Given data

————

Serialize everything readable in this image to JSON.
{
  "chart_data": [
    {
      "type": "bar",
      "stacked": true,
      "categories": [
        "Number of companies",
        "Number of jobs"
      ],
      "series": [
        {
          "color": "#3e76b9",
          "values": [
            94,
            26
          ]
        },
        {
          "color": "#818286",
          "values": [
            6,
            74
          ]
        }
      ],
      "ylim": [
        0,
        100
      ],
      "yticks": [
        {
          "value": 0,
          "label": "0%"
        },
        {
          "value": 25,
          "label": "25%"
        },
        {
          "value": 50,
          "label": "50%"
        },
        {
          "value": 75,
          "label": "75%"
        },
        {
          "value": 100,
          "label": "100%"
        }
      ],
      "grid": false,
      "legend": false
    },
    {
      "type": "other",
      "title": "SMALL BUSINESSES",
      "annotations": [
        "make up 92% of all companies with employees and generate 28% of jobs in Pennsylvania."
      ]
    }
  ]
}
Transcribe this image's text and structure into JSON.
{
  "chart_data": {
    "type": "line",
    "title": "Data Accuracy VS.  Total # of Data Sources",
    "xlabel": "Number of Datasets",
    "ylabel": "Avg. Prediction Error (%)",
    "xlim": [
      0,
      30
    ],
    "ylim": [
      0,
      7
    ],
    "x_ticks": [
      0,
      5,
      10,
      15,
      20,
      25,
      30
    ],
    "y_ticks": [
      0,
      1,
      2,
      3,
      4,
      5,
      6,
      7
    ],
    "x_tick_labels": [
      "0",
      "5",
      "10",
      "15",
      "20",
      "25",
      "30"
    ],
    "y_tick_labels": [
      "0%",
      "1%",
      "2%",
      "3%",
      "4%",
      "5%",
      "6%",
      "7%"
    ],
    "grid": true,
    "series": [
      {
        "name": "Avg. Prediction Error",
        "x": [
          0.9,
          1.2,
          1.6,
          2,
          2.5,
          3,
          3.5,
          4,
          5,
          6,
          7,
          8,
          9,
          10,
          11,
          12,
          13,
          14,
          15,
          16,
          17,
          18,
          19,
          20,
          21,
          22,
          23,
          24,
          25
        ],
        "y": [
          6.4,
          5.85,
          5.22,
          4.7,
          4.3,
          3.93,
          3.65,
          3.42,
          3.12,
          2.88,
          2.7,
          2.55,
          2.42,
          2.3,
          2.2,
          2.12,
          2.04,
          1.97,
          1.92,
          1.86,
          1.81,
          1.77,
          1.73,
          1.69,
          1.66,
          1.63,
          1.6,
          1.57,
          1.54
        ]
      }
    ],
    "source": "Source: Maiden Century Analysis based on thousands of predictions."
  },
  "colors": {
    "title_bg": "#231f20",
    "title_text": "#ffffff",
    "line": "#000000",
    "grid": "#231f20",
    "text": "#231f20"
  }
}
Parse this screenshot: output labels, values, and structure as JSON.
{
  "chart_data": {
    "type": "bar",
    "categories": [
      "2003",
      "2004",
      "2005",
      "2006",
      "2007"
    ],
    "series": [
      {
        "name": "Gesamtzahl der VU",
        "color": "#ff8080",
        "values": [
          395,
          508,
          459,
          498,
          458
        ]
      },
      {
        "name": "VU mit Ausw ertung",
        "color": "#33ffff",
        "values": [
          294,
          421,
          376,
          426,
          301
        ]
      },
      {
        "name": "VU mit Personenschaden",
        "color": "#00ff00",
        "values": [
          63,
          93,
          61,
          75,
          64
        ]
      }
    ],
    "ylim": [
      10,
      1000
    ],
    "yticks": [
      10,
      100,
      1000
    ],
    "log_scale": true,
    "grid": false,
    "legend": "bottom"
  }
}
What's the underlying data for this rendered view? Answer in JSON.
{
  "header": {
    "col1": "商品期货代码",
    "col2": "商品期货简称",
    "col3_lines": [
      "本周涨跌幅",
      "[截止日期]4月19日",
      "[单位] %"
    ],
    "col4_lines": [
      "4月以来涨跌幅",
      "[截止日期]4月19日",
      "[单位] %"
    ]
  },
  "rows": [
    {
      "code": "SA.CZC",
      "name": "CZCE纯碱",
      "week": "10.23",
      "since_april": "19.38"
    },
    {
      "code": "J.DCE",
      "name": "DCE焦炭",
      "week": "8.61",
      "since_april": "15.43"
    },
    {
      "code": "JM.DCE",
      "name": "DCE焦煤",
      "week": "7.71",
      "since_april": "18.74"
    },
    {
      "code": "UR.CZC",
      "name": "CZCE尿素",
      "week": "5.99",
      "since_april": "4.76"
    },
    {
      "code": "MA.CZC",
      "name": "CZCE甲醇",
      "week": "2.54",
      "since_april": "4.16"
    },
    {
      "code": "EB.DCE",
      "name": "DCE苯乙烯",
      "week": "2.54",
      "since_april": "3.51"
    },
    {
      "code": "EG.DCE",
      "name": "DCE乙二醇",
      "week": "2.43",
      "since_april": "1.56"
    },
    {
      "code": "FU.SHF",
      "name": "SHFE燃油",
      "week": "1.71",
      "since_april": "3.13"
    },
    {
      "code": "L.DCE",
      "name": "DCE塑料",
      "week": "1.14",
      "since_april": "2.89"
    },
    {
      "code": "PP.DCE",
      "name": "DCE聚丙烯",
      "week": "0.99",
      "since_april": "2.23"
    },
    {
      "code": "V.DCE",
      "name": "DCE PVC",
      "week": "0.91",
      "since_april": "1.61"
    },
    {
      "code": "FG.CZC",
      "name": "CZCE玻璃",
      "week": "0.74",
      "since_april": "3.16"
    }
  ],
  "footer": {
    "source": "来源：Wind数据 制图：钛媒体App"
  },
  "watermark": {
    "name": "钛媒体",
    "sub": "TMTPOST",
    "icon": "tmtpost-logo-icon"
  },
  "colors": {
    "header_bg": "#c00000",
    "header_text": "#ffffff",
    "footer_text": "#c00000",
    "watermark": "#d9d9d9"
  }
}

————

Stated problem
Copy all data exactly, start to finish.

Exercise result
Serialize everything readable in this image to JSON.
{
  "chart_data": [
    {
      "type": "bar",
      "stacked": true,
      "categories": [
        "Number of companies",
        "Number of jobs"
      ],
      "series": [
        {
          "color": "#3e76b9",
          "values": [
            94,
            26
          ]
        },
        {
          "color": "#818286",
          "values": [
            6,
            74
          ]
        }
      ],
      "ylim": [
        0,
        100
      ],
      "yticks": [
        {
          "value": 0,
          "label": "0%"
        },
        {
          "value": 25,
          "label": "25%"
        },
        {
          "value": 50,
          "label": "50%"
        },
        {
          "value": 75,
          "label": "75%"
        },
        {
          "value": 100,
          "label": "100%"
        }
      ],
      "grid": false,
      "legend": false
    },
    {
      "type": "other",
      "title": "SMALL BUSINESSES",
      "annotations": [
        "make up 92% of all companies with employees and generate 28% of jobs in Pennsylvania."
      ]
    }
  ]
}
Transcribe this image's text and structure into JSON.
{
  "chart_data": {
    "type": "line",
    "title": "Data Accuracy VS.  Total # of Data Sources",
    "xlabel": "Number of Datasets",
    "ylabel": "Avg. Prediction Error (%)",
    "xlim": [
      0,
      30
    ],
    "ylim": [
      0,
      7
    ],
    "x_ticks": [
      0,
      5,
      10,
      15,
      20,
      25,
      30
    ],
    "y_ticks": [
      0,
      1,
      2,
      3,
      4,
      5,
      6,
      7
    ],
    "x_tick_labels": [
      "0",
      "5",
      "10",
      "15",
      "20",
      "25",
      "30"
    ],
    "y_tick_labels": [
      "0%",
      "1%",
      "2%",
      "3%",
      "4%",
      "5%",
      "6%",
      "7%"
    ],
    "grid": true,
    "series": [
      {
        "name": "Avg. Prediction Error",
        "x": [
          0.9,
          1.2,
          1.6,
          2,
          2.5,
          3,
          3.5,
          4,
          5,
          6,
          7,
          8,
          9,
          10,
          11,
          12,
          13,
          14,
          15,
          16,
          17,
          18,
          19,
          20,
          21,
          22,
          23,
          24,
          25
        ],
        "y": [
          6.4,
          5.85,
          5.22,
          4.7,
          4.3,
          3.93,
          3.65,
          3.42,
          3.12,
          2.88,
          2.7,
          2.55,
          2.42,
          2.3,
          2.2,
          2.12,
          2.04,
          1.97,
          1.92,
          1.86,
          1.81,
          1.77,
          1.73,
          1.69,
          1.66,
          1.63,
          1.6,
          1.57,
          1.54
        ]
      }
    ],
    "source": "Source: Maiden Century Analysis based on thousands of predictions."
  },
  "colors": {
    "title_bg": "#231f20",
    "title_text": "#ffffff",
    "line": "#000000",
    "grid": "#231f20",
    "text": "#231f20"
  }
}
Parse this screenshot: output labels, values, and structure as JSON.
{
  "chart_data": {
    "type": "bar",
    "categories": [
      "2003",
      "2004",
      "2005",
      "2006",
      "2007"
    ],
    "series": [
      {
        "name": "Gesamtzahl der VU",
        "color": "#ff8080",
        "values": [
          395,
          508,
          459,
          498,
          458
        ]
      },
      {
        "name": "VU mit Ausw ertung",
        "color": "#33ffff",
        "values": [
          294,
          421,
          376,
          426,
          301
        ]
      },
      {
        "name": "VU mit Personenschaden",
        "color": "#00ff00",
        "values": [
          63,
          93,
          61,
          75,
          64
        ]
      }
    ],
    "ylim": [
      10,
      1000
    ],
    "yticks": [
      10,
      100,
      1000
    ],
    "log_scale": true,
    "grid": false,
    "legend": "bottom"
  }
}
What's the underlying data for this rendered view? Answer in JSON.
{
  "header": {
    "col1": "商品期货代码",
    "col2": "商品期货简称",
    "col3_lines": [
      "本周涨跌幅",
      "[截止日期]4月19日",
      "[单位] %"
    ],
    "col4_lines": [
      "4月以来涨跌幅",
      "[截止日期]4月19日",
      "[单位] %"
    ]
  },
  "rows": [
    {
      "code": "SA.CZC",
      "name": "CZCE纯碱",
      "week": "10.23",
      "since_april": "19.38"
    },
    {
      "code": "J.DCE",
      "name": "DCE焦炭",
      "week": "8.61",
      "since_april": "15.43"
    },
    {
      "code": "JM.DCE",
      "name": "DCE焦煤",
      "week": "7.71",
      "since_april": "18.74"
    },
    {
      "code": "UR.CZC",
      "name": "CZCE尿素",
      "week": "5.99",
      "since_april": "4.76"
    },
    {
      "code": "MA.CZC",
      "name": "CZCE甲醇",
      "week": "2.54",
      "since_april": "4.16"
    },
    {
      "code": "EB.DCE",
      "name": "DCE苯乙烯",
      "week": "2.54",
      "since_april": "3.51"
    },
    {
      "code": "EG.DCE",
      "name": "DCE乙二醇",
      "week": "2.43",
      "since_april": "1.56"
    },
    {
      "code": "FU.SHF",
      "name": "SHFE燃油",
      "week": "1.71",
      "since_april": "3.13"
    },
    {
      "code": "L.DCE",
      "name": "DCE塑料",
      "week": "1.14",
      "since_april": "2.89"
    },
    {
      "code": "PP.DCE",
      "name": "DCE聚丙烯",
      "week": "0.99",
      "since_april": "2.23"
    },
    {
      "code": "V.DCE",
      "name": "DCE PVC",
      "week": "0.91",
      "since_april": "1.61"
    },
    {
      "code": "FG.CZC",
      "name": "CZCE玻璃",
      "week": "0.74",
      "since_april": "3.16"
    }
  ],
  "footer": {
    "source": "来源：Wind数据 制图：钛媒体App"
  },
  "watermark": {
    "name": "钛媒体",
    "sub": "TMTPOST",
    "icon": "tmtpost-logo-icon"
  },
  "colors": {
    "header_bg": "#c00000",
    "header_text": "#ffffff",
    "footer_text": "#c00000",
    "watermark": "#d9d9d9"
  }
}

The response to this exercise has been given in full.